_Elenco dei compiti_
(a) Rispondi a queste domande sull'articolo della sparatoria di Follonica:
(i) In quale via è avvenuta la sparatoria?
(ii) A quali pene sono stati condannati Raffaele Papa e suo padre Antonio?
(iii) Per quanto tempo Massimiliano De Simone è rimasto in coma?
(b) Disponi come lista JSON di stringhe le righe sui contorni degli elementi, una stringa per riga e senza righe vuote. Parti dalla prima riga e fermati dopo quella che contiene "- angle-label-1: 15°: [155, 120, 170, 138]", inclusa.

::: Estratto scelto

Sparatoria di Follonica, De Simone: «Ora stiano in galera» | MaremmaOggi Skip to content

Sparatoria di Follonica, De Simone: «Ora stiano in galera»

Massimiliano è rimasto invalido dopo l’omicidio del fratello: il dolore e la rabbia per aver perso tutto
Massimiliano De Simone nel letto delle Scotte dov’è ora ricoverato

FOLLONICA. Ha aspettato la sentenza della Cassazione nel letto delle Scotte dov’è ricoverato da venerdì 1 aprile.

«Spesso e volentieri svengo e casco, mi hanno dovuto portare un’altra volta all’ospedale. Da quando mi sono svegliato dal coma, la mia vita è questa». 

A parlare è Massimiliano De Simone, il fratello di Salvatore, l’uomo rimasto ucciso nella sparatoria di via Matteotti a Follonica, avvenuta il 13 aprile 2018.

Sono passati quasi quattro anni, dal giorno in cui la sua vita è cambiata completamente, come quella della farmacista Paola Martinozzi, colpita anche lei da un proiettile sparato da Raffaele Papa. Il trentenne e suo padre Antonio sono stati condannati rispettivamente all’ergastolo e a vent’anni. E mercoledì 6 aprile la condanna è diventata definitiva

Vite distrutte da tre colpi di pistola

Le vite di Salvatore e Massimiliano De Simone e quella di Paola Martinozzi sono state distrutte da quei tre colpi di pistola sparati perché dal balcone dell’hotel di proprietà della famiglia De Simone cadeva acqua sulla tenda della rosticceria Da Buono, di proprietà della famiglia Papa. 

Raffaele Papa
Raffaele Papa

«Io non avevo mai discusso prima con i Papa – dice Massimiliano – Non c’era mai stata una lite tra di noi. Quel giorno io e mio fratello siamo usciti fuori perché c’era una discussione con mia madre. Però non riesco a ricordare nulla di quel maledetto giorno. Sono rimasto un mese in coma, ho saputo dopo cosa fosse successo».

::::::
::: Materiale di partenza

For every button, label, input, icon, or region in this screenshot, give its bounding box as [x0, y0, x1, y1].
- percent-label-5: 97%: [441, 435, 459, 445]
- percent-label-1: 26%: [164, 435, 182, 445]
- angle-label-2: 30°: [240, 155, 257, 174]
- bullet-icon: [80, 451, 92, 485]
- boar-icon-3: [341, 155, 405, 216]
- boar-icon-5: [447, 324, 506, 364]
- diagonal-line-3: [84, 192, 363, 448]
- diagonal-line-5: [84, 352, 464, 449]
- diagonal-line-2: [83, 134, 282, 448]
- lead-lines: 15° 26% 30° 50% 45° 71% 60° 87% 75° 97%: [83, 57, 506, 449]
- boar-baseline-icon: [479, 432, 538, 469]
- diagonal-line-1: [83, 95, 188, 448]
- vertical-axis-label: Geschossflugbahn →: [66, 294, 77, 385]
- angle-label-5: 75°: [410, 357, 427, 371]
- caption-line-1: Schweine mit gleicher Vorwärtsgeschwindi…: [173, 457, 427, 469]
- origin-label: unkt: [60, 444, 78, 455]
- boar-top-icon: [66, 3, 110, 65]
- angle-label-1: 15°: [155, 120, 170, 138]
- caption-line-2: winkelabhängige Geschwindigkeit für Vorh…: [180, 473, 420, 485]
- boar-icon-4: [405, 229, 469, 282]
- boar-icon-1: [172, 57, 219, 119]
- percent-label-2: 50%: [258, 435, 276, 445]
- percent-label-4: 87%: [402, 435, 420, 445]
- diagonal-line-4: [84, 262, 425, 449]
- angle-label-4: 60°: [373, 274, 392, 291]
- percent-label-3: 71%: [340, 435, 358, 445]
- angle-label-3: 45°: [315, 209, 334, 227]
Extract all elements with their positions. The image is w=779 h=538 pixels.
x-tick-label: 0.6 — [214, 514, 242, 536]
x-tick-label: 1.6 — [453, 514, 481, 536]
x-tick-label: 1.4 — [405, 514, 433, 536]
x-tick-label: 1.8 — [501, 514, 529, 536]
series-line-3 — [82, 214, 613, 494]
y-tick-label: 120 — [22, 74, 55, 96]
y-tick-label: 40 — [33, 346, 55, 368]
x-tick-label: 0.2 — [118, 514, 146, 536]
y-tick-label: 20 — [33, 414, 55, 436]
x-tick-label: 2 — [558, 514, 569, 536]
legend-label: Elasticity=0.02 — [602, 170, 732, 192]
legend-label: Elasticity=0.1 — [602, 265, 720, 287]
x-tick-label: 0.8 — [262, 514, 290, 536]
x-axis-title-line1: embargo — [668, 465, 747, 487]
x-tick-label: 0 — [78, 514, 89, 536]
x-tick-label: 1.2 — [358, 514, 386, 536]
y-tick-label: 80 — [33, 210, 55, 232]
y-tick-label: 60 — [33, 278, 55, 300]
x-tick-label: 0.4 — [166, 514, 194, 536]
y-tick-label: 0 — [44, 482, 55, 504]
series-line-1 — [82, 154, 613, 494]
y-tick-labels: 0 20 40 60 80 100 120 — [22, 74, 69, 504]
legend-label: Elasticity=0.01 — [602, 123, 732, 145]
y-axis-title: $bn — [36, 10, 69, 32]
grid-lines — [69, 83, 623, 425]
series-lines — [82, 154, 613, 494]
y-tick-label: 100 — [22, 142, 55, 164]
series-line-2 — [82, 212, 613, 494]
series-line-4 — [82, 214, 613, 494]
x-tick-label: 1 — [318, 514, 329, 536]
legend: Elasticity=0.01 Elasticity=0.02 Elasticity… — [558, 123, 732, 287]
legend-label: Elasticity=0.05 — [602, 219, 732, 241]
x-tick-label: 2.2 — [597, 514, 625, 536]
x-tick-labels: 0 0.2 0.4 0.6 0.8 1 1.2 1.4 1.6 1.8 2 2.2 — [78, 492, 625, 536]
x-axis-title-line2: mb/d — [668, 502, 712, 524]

::::::

_Risposte in ordine_
(a)
(i) In via Matteotti.
(ii) Raffaele Papa è stato condannato all'ergastolo, il padre Antonio a vent'anni.
(iii) Per un mese.

(b)
[
  "For every button, label, input, icon, or region in this screenshot, give its bounding box as [x0, y0, x1, y1].",
  "- percent-label-5: 97%: [441, 435, 459, 445]",
  "- percent-label-1: 26%: [164, 435, 182, 445]",
  "- angle-label-2: 30°: [240, 155, 257, 174]",
  "- bullet-icon: [80, 451, 92, 485]",
  "- boar-icon-3: [341, 155, 405, 216]",
  "- boar-icon-5: [447, 324, 506, 364]",
  "- diagonal-line-3: [84, 192, 363, 448]",
  "- diagonal-line-5: [84, 352, 464, 449]",
  "- diagonal-line-2: [83, 134, 282, 448]",
  "- lead-lines: 15° 26% 30° 50% 45° 71% 60° 87% 75° 97%: [83, 57, 506, 449]",
  "- boar-baseline-icon: [479, 432, 538, 469]",
  "- diagonal-line-1: [83, 95, 188, 448]",
  "- vertical-axis-label: Geschossflugbahn →: [66, 294, 77, 385]",
  "- angle-label-5: 75°: [410, 357, 427, 371]",
  "- caption-line-1: Schweine mit gleicher Vorwärtsgeschwindi…: [173, 457, 427, 469]",
  "- origin-label: unkt: [60, 444, 78, 455]",
  "- boar-top-icon: [66, 3, 110, 65]",
  "- angle-label-1: 15°: [155, 120, 170, 138]"
]